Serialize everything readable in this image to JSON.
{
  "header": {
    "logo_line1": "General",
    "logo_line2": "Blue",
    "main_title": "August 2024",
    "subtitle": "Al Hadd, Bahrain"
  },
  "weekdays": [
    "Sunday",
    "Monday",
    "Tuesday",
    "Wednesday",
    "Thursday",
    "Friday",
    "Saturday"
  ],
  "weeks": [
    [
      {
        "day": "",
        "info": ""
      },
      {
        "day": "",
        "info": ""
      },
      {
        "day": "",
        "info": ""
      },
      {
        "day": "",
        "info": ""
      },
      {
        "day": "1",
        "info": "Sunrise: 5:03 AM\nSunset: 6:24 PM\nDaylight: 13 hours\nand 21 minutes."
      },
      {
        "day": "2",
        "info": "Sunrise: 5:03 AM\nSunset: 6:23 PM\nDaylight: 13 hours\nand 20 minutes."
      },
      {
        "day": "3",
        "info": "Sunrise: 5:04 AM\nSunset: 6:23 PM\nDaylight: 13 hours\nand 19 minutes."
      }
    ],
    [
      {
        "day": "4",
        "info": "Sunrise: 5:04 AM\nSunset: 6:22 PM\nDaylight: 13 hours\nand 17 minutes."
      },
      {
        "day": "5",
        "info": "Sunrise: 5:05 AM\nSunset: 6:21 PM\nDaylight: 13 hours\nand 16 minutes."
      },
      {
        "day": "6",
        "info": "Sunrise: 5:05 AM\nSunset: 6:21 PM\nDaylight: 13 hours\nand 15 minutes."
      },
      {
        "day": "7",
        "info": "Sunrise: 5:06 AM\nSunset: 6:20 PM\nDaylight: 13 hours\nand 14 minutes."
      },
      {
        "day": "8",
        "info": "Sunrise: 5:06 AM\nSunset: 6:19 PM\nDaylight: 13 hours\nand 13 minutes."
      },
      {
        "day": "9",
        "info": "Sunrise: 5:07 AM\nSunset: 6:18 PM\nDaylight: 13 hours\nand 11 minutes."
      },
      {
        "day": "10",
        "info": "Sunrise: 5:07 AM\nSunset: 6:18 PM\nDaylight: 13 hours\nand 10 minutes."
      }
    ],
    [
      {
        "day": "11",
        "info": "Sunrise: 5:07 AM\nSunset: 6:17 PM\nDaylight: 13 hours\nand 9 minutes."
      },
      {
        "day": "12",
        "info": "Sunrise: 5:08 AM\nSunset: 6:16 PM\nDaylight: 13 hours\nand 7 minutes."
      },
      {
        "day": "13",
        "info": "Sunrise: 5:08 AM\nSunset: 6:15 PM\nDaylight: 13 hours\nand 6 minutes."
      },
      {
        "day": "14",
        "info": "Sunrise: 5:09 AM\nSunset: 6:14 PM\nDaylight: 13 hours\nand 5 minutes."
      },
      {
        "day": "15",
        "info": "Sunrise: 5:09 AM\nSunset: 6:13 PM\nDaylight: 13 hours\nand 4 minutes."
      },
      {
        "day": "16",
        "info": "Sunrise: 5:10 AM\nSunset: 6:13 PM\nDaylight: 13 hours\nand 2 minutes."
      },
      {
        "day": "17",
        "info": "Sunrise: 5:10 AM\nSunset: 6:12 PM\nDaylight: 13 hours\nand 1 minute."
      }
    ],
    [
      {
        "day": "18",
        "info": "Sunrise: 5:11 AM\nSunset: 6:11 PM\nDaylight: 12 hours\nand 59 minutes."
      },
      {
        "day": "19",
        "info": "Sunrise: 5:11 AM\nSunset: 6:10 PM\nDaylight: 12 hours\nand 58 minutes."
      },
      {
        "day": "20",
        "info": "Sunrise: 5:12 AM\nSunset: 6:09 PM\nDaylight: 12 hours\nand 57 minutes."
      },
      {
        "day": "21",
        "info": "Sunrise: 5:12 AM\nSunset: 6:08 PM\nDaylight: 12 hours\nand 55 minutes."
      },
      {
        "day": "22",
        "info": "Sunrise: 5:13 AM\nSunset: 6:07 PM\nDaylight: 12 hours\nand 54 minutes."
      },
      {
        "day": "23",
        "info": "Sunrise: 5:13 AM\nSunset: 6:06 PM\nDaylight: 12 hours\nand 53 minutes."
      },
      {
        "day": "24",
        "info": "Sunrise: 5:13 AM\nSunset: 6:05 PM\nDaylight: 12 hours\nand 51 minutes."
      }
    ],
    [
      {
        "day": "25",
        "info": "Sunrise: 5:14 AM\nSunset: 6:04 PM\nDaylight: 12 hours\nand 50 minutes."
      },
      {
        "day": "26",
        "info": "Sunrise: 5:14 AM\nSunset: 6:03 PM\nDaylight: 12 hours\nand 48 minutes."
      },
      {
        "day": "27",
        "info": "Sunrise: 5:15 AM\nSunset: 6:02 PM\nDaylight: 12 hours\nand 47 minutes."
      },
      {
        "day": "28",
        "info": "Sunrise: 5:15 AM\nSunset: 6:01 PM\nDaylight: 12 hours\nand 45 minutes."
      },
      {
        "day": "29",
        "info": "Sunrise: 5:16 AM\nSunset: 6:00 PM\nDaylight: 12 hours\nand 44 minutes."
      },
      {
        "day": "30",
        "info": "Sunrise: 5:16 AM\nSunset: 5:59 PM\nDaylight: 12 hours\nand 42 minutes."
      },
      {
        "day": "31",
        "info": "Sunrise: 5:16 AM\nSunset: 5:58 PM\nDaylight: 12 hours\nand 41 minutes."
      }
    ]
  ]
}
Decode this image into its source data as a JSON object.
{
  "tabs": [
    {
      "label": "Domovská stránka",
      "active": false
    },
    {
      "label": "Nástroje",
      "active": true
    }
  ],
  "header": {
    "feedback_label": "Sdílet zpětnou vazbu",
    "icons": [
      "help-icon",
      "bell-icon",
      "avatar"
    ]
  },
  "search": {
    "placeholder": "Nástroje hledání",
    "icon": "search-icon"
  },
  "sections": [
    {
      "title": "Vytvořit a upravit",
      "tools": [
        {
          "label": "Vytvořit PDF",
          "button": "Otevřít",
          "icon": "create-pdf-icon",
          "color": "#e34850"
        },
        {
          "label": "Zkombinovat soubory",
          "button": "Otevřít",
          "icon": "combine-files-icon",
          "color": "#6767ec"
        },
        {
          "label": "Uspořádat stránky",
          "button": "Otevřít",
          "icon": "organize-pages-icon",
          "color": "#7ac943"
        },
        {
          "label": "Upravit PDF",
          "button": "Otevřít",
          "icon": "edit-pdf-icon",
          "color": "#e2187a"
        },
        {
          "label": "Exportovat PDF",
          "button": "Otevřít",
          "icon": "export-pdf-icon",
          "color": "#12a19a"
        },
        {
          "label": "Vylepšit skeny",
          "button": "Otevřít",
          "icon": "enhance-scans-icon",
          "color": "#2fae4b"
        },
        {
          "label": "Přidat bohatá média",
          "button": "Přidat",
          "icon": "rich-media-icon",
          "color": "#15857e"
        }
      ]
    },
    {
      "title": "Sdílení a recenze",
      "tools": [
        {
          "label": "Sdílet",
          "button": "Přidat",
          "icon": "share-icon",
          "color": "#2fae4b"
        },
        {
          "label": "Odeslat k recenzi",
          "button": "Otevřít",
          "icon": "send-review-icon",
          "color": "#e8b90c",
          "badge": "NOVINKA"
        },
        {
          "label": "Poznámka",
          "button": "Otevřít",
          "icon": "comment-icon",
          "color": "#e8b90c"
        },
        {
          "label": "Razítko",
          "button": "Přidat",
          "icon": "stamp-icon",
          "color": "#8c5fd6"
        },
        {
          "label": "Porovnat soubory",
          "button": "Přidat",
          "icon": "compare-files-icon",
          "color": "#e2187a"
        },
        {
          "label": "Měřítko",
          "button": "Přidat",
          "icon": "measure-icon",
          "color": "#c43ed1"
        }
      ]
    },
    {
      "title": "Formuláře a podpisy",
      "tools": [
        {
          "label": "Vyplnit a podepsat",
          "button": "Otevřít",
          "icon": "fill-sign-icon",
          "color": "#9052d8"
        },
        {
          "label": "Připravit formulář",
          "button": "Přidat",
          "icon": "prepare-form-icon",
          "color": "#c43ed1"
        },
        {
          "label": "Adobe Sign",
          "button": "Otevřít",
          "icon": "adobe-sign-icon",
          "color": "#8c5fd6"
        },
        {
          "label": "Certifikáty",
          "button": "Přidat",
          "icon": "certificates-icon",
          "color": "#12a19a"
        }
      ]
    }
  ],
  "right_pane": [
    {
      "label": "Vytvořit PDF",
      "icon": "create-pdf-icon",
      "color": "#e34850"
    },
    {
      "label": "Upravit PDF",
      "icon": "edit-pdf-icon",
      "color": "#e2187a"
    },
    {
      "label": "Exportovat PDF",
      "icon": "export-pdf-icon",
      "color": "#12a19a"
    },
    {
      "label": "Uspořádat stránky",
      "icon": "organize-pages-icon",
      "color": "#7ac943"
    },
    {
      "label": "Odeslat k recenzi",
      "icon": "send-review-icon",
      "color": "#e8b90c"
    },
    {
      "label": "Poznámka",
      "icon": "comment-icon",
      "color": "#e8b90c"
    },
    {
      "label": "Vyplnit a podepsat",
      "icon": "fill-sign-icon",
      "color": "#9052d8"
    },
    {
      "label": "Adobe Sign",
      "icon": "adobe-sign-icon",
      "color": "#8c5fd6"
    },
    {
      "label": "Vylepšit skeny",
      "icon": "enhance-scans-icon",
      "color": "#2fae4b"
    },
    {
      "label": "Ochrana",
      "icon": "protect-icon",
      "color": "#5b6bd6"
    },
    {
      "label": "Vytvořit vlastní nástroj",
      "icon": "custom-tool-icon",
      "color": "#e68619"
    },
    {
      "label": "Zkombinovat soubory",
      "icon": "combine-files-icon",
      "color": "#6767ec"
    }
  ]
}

────────────────────

Instructions to follow ▸ Write only the number of lines in the records that include the word "edit".

Answer for the task ▸ 2